Look through the data below. Collect every line where the word "name" occurs.

===== Supplied data =====

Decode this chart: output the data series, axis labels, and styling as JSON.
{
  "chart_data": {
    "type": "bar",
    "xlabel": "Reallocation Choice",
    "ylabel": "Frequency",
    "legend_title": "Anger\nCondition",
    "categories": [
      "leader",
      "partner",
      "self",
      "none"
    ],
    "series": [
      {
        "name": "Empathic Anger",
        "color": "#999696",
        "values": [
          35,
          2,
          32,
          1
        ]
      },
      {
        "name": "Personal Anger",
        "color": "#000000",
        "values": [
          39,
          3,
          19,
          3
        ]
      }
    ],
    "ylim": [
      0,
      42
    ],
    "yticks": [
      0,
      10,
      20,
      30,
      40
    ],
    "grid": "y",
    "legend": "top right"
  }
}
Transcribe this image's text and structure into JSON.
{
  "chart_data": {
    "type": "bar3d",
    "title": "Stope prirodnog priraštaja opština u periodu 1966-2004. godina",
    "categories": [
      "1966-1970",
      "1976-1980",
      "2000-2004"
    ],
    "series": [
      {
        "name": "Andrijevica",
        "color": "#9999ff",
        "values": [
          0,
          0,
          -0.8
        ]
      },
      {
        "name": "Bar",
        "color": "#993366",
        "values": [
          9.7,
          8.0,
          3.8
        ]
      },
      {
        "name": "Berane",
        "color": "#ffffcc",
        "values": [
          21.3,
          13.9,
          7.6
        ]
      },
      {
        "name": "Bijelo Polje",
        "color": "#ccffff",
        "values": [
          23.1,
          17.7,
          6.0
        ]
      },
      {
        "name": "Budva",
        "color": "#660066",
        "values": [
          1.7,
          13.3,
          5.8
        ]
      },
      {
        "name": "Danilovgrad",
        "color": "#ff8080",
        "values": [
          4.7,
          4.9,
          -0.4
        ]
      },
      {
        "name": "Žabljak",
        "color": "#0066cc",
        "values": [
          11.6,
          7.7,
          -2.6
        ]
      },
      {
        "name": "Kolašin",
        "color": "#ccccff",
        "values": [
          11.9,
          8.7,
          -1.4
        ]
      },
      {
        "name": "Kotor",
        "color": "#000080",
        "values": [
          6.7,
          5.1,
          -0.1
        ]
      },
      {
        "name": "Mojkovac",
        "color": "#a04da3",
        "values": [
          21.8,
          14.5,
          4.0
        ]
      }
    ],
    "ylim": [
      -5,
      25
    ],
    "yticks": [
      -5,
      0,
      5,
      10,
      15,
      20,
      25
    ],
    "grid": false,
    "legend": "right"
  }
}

=====

[Solution to this task]:
        "name": "Empathic Anger",
        "name": "Personal Anger",
        "name": "Andrijevica",
        "name": "Bar",
        "name": "Berane",
        "name": "Bijelo Polje",
        "name": "Budva",
        "name": "Danilovgrad",
        "name": "Žabljak",
        "name": "Kolašin",
        "name": "Kotor",
        "name": "Mojkovac",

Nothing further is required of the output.